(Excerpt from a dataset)
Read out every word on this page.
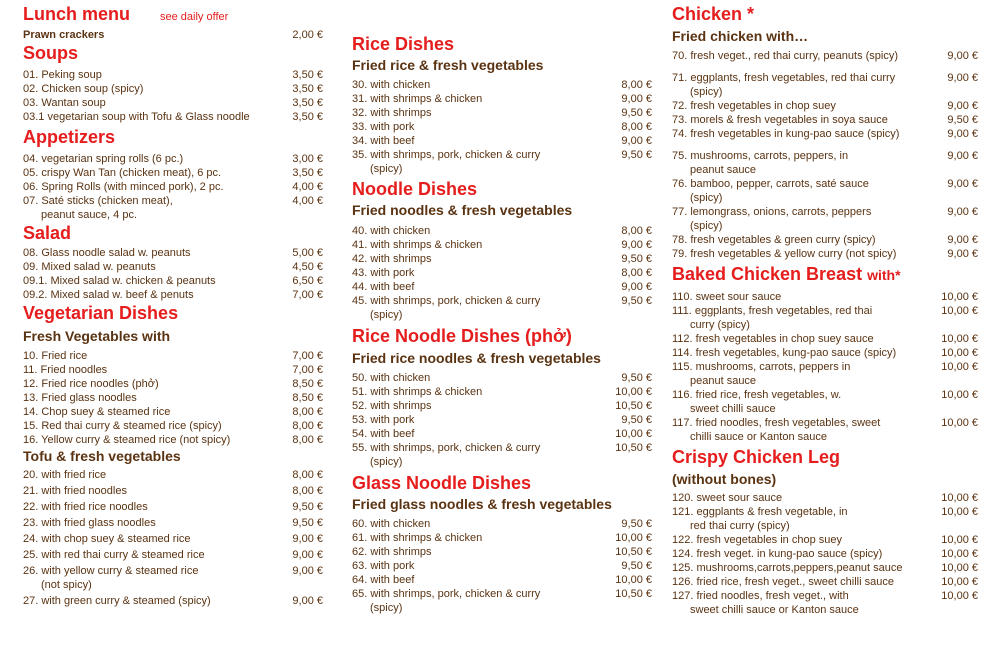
Lunch menu	see daily offer
Prawn crackers	2,00 €
Soups
01. Peking soup	3,50 €
02. Chicken soup (spicy)	3,50 €
03. Wantan soup	3,50 €
03.1 vegetarian soup with Tofu & Glass noodle	3,50 €
Appetizers
04. vegetarian spring rolls (6 pc.)	3,00 €
05. crispy Wan Tan (chicken meat), 6 pc.	3,50 €
06. Spring Rolls (with minced pork), 2 pc.	4,00 €
07. Saté sticks (chicken meat),
peanut sauce, 4 pc.
4,00 €
Salad
08. Glass noodle salad w. peanuts	5,00 €
09. Mixed salad w. peanuts	4,50 €
09.1. Mixed salad w. chicken & peanuts	6,50 €
09.2. Mixed salad w. beef & penuts	7,00 €
Vegetarian Dishes
Fresh Vegetables with
10. Fried rice	7,00 €
11. Fried noodles	7,00 €
12. Fried rice noodles (phở)	8,50 €
13. Fried glass noodles	8,50 €
14. Chop suey & steamed rice	8,00 €
15. Red thai curry & steamed rice (spicy)	8,00 €
16. Yellow curry & steamed rice (not spicy)	8,00 €
Tofu & fresh vegetables
20. with fried rice	8,00 €
21. with fried noodles	8,00 €
22. with fried rice noodles	9,50 €
23. with fried glass noodles	9,50 €
24. with chop suey & steamed rice	9,00 €
25. with red thai curry & steamed rice	9,00 €
26. with yellow curry & steamed rice
(not spicy)
9,00 €
27. with green curry & steamed (spicy)	9,00 €
Rice Dishes
Fried rice & fresh vegetables
30. with chicken	8,00 €
31. with shrimps & chicken	9,00 €
32. with shrimps	9,50 €
33. with pork	8,00 €
34. with beef	9,00 €
35. with shrimps, pork, chicken & curry
(spicy)
9,50 €
Noodle Dishes
Fried noodles & fresh vegetables
40. with chicken	8,00 €
41. with shrimps & chicken	9,00 €
42. with shrimps	9,50 €
43. with pork	8,00 €
44. with beef	9,00 €
45. with shrimps, pork, chicken & curry
(spicy)
9,50 €
Rice Noodle Dishes (phở)
Fried rice noodles & fresh vegetables
50. with chicken	9,50 €
51. with shrimps & chicken	10,00 €
52. with shrimps	10,50 €
53. with pork	9,50 €
54. with beef	10,00 €
55. with shrimps, pork, chicken & curry
(spicy)
10,50 €
Glass Noodle Dishes
Fried glass noodles & fresh vegetables
60. with chicken	9,50 €
61. with shrimps & chicken	10,00 €
62. with shrimps	10,50 €
63. with pork	9,50 €
64. with beef	10,00 €
65. with shrimps, pork, chicken & curry
(spicy)
10,50 €
Chicken *
Fried chicken with…
70. fresh veget., red thai curry, peanuts (spicy)	9,00 €
71. eggplants, fresh vegetables, red thai curry
(spicy)
9,00 €
72. fresh vegetables in chop suey	9,00 €
73. morels & fresh vegetables in soya sauce	9,50 €
74. fresh vegetables in kung-pao sauce (spicy)	9,00 €
75. mushrooms, carrots, peppers, in
peanut sauce
9,00 €
76. bamboo, pepper, carrots, saté sauce
(spicy)
9,00 €
77. lemongrass, onions, carrots, peppers
(spicy)
9,00 €
78. fresh vegetables & green curry (spicy)	9,00 €
79. fresh vegetables & yellow curry (not spicy)	9,00 €
Baked Chicken Breast with*
110. sweet sour sauce	10,00 €
111. eggplants, fresh vegetables, red thai
curry (spicy)
10,00 €
112. fresh vegetables in chop suey sauce	10,00 €
114. fresh vegetables, kung-pao sauce (spicy)	10,00 €
115. mushrooms, carrots, peppers in
peanut sauce
10,00 €
116. fried rice, fresh vegetables, w.
sweet chilli sauce
10,00 €
117. fried noodles, fresh vegetables, sweet
chilli sauce or Kanton sauce
10,00 €
Crispy Chicken Leg
(without bones)
120. sweet sour sauce	10,00 €
121. eggplants & fresh vegetable, in
red thai curry (spicy)
10,00 €
122. fresh vegetables in chop suey	10,00 €
124. fresh veget. in kung-pao sauce (spicy)	10,00 €
125. mushrooms,carrots,peppers,peanut sauce	10,00 €
126. fried rice, fresh veget., sweet chilli sauce	10,00 €
127. fried noodles, fresh veget., with
sweet chilli sauce or Kanton sauce
10,00 €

--- What is required ---
Find each line holding "sweet". Copy it out.

--- Response to this exercise ---
110. sweet sour sauce	10,00 €
sweet chilli sauce
117. fried noodles, fresh vegetables, sweet
120. sweet sour sauce	10,00 €
126. fried rice, fresh veget., sweet chilli sauce	10,00 €
sweet chilli sauce or Kanton sauce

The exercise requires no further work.